記者会見に出席した、マイクロソフト グローバルセールス マーケティング & オペレーション エグゼクティブ バイスプレジデント兼プレジデントのジャン フィリップ・クルトワ(Jean-Philippe Courtois)氏

 今回のクルトワ氏の来日は、わずか1日間の滞在だったが、グローバルセールスおよびマーケティング、オペレーション担当幹部として、新たに米国とカナダも担当するすることになってからは初めての来日となる。ユーザー企業の訪問などに時間を割いた。

 記者会見では、マイクロソフトの最注力テーマである「デジタルトランスフォーメーション」などについての取り組みを説明したほか、「Microsoft HoloLens」を日本でも12月2日から販売開始することを発表した。以下、記者会見での発言概要をお届けする。

マイクロソフトにとってのデジタル変革、Mixed-Reality、人工知能

――マイクロソフトが最注力テーマに掲げている「デジタルトランスフォーメーション」の取り組みはどうなっているか。

クルトワ氏:マイクロソフトでは、「世界中のすべての人々とビジネスの持つ可能性を最大限に引き出すための支援をすること」をミッションに掲げている。顧客のビジネスを変革させるお手伝いをするのがマイクロソフトの役割であり、社員と会社との距離を縮め、企業と顧客との距離を縮めるお手伝いをする。これを実現するのがデジタルトランスフォーメーションである。

 デジタルトランスフォーメーションの事例は、日本でも出てきている。今年6月に富士通と発表したアライアンスでは、富士通グループの社員16万人がOffice 365を活用するだけに留まらず、導入および活用ノウハウを生かして、日本およびグローバル市場において、ワークスタイル変革を実現するグローバルコミュニケーション基盤の導入提案を行っていくものになる。

抽出レコード:
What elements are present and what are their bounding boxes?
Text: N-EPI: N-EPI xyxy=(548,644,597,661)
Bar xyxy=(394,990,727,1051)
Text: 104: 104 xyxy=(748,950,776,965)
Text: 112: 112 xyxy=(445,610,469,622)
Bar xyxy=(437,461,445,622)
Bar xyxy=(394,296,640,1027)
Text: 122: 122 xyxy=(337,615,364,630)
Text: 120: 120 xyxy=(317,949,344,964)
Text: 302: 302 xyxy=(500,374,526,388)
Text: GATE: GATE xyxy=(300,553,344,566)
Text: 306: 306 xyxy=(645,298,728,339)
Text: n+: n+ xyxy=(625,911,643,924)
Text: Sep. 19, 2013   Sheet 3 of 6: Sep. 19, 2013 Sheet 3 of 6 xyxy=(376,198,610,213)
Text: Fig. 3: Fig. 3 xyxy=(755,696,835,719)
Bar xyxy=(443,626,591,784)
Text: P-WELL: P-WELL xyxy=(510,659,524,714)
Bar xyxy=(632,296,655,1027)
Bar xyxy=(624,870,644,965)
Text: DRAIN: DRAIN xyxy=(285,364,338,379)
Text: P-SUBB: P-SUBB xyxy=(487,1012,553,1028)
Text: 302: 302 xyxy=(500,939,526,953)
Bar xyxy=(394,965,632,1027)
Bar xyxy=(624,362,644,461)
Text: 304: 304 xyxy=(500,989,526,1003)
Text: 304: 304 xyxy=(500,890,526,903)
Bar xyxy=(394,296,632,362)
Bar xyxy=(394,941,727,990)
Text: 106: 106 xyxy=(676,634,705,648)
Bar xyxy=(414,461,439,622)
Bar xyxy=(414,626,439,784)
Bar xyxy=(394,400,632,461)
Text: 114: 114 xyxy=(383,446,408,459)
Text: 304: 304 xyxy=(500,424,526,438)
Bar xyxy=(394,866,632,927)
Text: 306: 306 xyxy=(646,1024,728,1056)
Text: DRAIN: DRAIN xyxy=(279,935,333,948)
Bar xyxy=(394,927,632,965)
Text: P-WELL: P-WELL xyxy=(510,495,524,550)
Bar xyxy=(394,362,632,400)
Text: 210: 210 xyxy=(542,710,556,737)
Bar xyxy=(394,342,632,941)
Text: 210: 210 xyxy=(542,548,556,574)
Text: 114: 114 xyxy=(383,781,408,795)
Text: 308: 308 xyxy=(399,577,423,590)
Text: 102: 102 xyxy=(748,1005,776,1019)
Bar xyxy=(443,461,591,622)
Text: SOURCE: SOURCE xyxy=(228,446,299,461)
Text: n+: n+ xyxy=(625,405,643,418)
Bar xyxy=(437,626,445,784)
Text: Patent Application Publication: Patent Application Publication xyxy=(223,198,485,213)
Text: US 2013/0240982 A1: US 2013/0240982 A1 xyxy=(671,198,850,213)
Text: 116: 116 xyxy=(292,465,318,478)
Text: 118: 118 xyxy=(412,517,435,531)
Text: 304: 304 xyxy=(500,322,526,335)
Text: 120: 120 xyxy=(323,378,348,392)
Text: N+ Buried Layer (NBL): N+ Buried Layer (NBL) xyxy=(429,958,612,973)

課題:
記事のうち「記者会見では、マイクロソフト」から「取り組みはどうなっているか。」までを、終わりの語句も含めて一字一句そのまま書き写してください。 レコードは参照しなくてかまいません。

解答:
記者会見では、マイクロソフトの最注力テーマである「デジタルトランスフォーメーション」などについての取り組みを説明したほか、「Microsoft HoloLens」を日本でも12月2日から販売開始することを発表した。以下、記者会見での発言概要をお届けする。

マイクロソフトにとってのデジタル変革、Mixed-Reality、人工知能

――マイクロソフトが最注力テーマに掲げている「デジタルトランスフォーメーション」の取り組みはどうなっているか。